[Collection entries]

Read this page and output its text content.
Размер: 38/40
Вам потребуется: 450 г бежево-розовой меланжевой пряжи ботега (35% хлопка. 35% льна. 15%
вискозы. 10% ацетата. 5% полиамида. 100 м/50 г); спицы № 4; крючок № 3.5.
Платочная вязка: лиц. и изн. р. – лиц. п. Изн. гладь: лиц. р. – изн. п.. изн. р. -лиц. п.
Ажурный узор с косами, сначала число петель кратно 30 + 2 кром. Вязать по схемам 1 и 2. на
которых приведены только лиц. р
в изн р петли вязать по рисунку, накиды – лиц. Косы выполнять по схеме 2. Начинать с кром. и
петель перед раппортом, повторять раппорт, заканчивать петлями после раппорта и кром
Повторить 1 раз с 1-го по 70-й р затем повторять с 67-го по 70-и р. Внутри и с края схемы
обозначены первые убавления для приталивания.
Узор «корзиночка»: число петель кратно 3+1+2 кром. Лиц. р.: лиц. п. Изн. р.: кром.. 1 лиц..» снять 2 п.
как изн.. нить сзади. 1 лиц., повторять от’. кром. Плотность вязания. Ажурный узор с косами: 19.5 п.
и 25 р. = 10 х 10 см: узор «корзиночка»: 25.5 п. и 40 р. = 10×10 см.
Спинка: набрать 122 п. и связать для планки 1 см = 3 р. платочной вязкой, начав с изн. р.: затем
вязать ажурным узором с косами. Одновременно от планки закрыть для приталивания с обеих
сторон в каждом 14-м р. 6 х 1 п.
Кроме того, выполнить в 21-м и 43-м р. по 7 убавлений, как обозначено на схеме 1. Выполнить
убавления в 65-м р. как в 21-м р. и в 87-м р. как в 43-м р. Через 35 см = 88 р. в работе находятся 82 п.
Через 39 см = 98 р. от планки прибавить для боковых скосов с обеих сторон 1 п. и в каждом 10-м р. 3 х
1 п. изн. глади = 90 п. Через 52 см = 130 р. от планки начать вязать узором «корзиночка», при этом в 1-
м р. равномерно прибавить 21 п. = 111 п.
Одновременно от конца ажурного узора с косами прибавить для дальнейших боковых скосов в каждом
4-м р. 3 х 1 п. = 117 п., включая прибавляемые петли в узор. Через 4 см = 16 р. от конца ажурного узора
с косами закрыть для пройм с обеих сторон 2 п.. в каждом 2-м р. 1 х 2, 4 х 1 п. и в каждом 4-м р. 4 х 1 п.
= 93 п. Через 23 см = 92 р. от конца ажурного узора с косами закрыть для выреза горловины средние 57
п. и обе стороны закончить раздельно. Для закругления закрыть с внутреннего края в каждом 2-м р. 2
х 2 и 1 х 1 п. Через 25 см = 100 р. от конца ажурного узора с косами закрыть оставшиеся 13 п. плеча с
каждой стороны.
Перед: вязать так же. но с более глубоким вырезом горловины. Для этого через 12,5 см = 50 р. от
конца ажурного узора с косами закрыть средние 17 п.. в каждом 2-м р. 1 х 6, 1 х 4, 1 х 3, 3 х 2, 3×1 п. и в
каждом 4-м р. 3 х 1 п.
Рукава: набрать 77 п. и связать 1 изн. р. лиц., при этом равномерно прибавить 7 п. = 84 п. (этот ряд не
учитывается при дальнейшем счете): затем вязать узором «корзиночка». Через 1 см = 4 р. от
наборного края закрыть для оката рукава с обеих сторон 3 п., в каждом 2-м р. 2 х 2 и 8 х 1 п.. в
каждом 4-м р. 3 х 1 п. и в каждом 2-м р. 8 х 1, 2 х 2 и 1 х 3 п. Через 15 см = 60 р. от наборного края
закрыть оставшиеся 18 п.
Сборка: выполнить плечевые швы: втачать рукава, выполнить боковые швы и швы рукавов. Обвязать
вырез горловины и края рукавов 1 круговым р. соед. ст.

EXERCISE INSTRUCTIONS -
Write the listing out again, exactly as it reads.

SOLUTION FOR THIS TASK -
Read this page and output its text content.
Размер: 38/40
Вам потребуется: 450 г бежево-розовой меланжевой пряжи ботега (35% хлопка. 35% льна. 15%
вискозы. 10% ацетата. 5% полиамида. 100 м/50 г); спицы № 4; крючок № 3.5.
Платочная вязка: лиц. и изн. р. – лиц. п. Изн. гладь: лиц. р. – изн. п.. изн. р. -лиц. п.
Ажурный узор с косами, сначала число петель кратно 30 + 2 кром. Вязать по схемам 1 и 2. на
которых приведены только лиц. р
в изн р петли вязать по рисунку, накиды – лиц. Косы выполнять по схеме 2. Начинать с кром. и
петель перед раппортом, повторять раппорт, заканчивать петлями после раппорта и кром
Повторить 1 раз с 1-го по 70-й р затем повторять с 67-го по 70-и р. Внутри и с края схемы
обозначены первые убавления для приталивания.
Узор «корзиночка»: число петель кратно 3+1+2 кром. Лиц. р.: лиц. п. Изн. р.: кром.. 1 лиц..» снять 2 п.
как изн.. нить сзади. 1 лиц., повторять от’. кром. Плотность вязания. Ажурный узор с косами: 19.5 п.
и 25 р. = 10 х 10 см: узор «корзиночка»: 25.5 п. и 40 р. = 10×10 см.
Спинка: набрать 122 п. и связать для планки 1 см = 3 р. платочной вязкой, начав с изн. р.: затем
вязать ажурным узором с косами. Одновременно от планки закрыть для приталивания с обеих
сторон в каждом 14-м р. 6 х 1 п.
Кроме того, выполнить в 21-м и 43-м р. по 7 убавлений, как обозначено на схеме 1. Выполнить
убавления в 65-м р. как в 21-м р. и в 87-м р. как в 43-м р. Через 35 см = 88 р. в работе находятся 82 п.
Через 39 см = 98 р. от планки прибавить для боковых скосов с обеих сторон 1 п. и в каждом 10-м р. 3 х
1 п. изн. глади = 90 п. Через 52 см = 130 р. от планки начать вязать узором «корзиночка», при этом в 1-
м р. равномерно прибавить 21 п. = 111 п.
Одновременно от конца ажурного узора с косами прибавить для дальнейших боковых скосов в каждом
4-м р. 3 х 1 п. = 117 п., включая прибавляемые петли в узор. Через 4 см = 16 р. от конца ажурного узора
с косами закрыть для пройм с обеих сторон 2 п.. в каждом 2-м р. 1 х 2, 4 х 1 п. и в каждом 4-м р. 4 х 1 п.
= 93 п. Через 23 см = 92 р. от конца ажурного узора с косами закрыть для выреза горловины средние 57
п. и обе стороны закончить раздельно. Для закругления закрыть с внутреннего края в каждом 2-м р. 2
х 2 и 1 х 1 п. Через 25 см = 100 р. от конца ажурного узора с косами закрыть оставшиеся 13 п. плеча с
каждой стороны.
Перед: вязать так же. но с более глубоким вырезом горловины. Для этого через 12,5 см = 50 р. от
конца ажурного узора с косами закрыть средние 17 п.. в каждом 2-м р. 1 х 6, 1 х 4, 1 х 3, 3 х 2, 3×1 п. и в
каждом 4-м р. 3 х 1 п.
Рукава: набрать 77 п. и связать 1 изн. р. лиц., при этом равномерно прибавить 7 п. = 84 п. (этот ряд не
учитывается при дальнейшем счете): затем вязать узором «корзиночка». Через 1 см = 4 р. от
наборного края закрыть для оката рукава с обеих сторон 3 п., в каждом 2-м р. 2 х 2 и 8 х 1 п.. в
каждом 4-м р. 3 х 1 п. и в каждом 2-м р. 8 х 1, 2 х 2 и 1 х 3 п. Через 15 см = 60 р. от наборного края
закрыть оставшиеся 18 п.
Сборка: выполнить плечевые швы: втачать рукава, выполнить боковые швы и швы рукавов. Обвязать
вырез горловины и края рукавов 1 круговым р. соед. ст.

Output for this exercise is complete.